*PROBLEM DETAILS*. Transcribe the records below in full; pictures stay out of the copy.
━━━━━━━━━━━━━━━━━━━━
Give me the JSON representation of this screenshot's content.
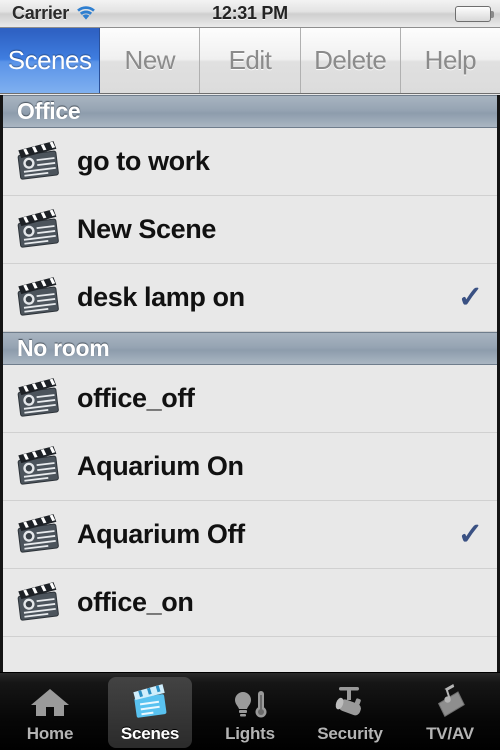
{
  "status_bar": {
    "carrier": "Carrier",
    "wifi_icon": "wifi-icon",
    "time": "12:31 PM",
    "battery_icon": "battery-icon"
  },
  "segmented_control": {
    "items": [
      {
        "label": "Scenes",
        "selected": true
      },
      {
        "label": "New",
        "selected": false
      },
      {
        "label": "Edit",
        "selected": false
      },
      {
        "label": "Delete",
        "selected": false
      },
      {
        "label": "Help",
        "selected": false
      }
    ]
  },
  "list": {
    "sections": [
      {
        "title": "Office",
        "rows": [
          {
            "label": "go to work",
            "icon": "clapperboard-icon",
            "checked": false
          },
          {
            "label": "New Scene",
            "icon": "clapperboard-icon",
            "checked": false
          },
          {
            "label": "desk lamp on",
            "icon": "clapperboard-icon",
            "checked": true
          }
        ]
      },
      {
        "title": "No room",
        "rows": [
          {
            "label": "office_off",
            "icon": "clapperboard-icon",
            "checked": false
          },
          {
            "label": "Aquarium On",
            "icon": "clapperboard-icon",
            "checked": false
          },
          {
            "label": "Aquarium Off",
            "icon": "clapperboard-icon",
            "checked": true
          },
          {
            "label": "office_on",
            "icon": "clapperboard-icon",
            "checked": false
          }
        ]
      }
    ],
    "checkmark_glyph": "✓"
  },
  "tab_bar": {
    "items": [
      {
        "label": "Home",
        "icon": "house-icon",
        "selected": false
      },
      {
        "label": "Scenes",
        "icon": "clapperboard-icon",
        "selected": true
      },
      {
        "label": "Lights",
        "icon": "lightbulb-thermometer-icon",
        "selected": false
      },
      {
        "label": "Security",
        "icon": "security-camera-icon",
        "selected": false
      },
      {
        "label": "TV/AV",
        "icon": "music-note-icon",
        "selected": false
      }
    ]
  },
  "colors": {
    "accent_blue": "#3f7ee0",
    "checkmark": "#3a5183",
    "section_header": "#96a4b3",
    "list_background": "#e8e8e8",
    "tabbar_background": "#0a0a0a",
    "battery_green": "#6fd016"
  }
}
━━━━━━━━━━━━━━━━━━━━
*ANSWER TO THIS EXERCISE*.
Give me the JSON representation of this screenshot's content.
{
  "status_bar": {
    "carrier": "Carrier",
    "wifi_icon": "wifi-icon",
    "time": "12:31 PM",
    "battery_icon": "battery-icon"
  },
  "segmented_control": {
    "items": [
      {
        "label": "Scenes",
        "selected": true
      },
      {
        "label": "New",
        "selected": false
      },
      {
        "label": "Edit",
        "selected": false
      },
      {
        "label": "Delete",
        "selected": false
      },
      {
        "label": "Help",
        "selected": false
      }
    ]
  },
  "list": {
    "sections": [
      {
        "title": "Office",
        "rows": [
          {
            "label": "go to work",
            "icon": "clapperboard-icon",
            "checked": false
          },
          {
            "label": "New Scene",
            "icon": "clapperboard-icon",
            "checked": false
          },
          {
            "label": "desk lamp on",
            "icon": "clapperboard-icon",
            "checked": true
          }
        ]
      },
      {
        "title": "No room",
        "rows": [
          {
            "label": "office_off",
            "icon": "clapperboard-icon",
            "checked": false
          },
          {
            "label": "Aquarium On",
            "icon": "clapperboard-icon",
            "checked": false
          },
          {
            "label": "Aquarium Off",
            "icon": "clapperboard-icon",
            "checked": true
          },
          {
            "label": "office_on",
            "icon": "clapperboard-icon",
            "checked": false
          }
        ]
      }
    ],
    "checkmark_glyph": "✓"
  },
  "tab_bar": {
    "items": [
      {
        "label": "Home",
        "icon": "house-icon",
        "selected": false
      },
      {
        "label": "Scenes",
        "icon": "clapperboard-icon",
        "selected": true
      },
      {
        "label": "Lights",
        "icon": "lightbulb-thermometer-icon",
        "selected": false
      },
      {
        "label": "Security",
        "icon": "security-camera-icon",
        "selected": false
      },
      {
        "label": "TV/AV",
        "icon": "music-note-icon",
        "selected": false
      }
    ]
  },
  "colors": {
    "accent_blue": "#3f7ee0",
    "checkmark": "#3a5183",
    "section_header": "#96a4b3",
    "list_background": "#e8e8e8",
    "tabbar_background": "#0a0a0a",
    "battery_green": "#6fd016"
  }
}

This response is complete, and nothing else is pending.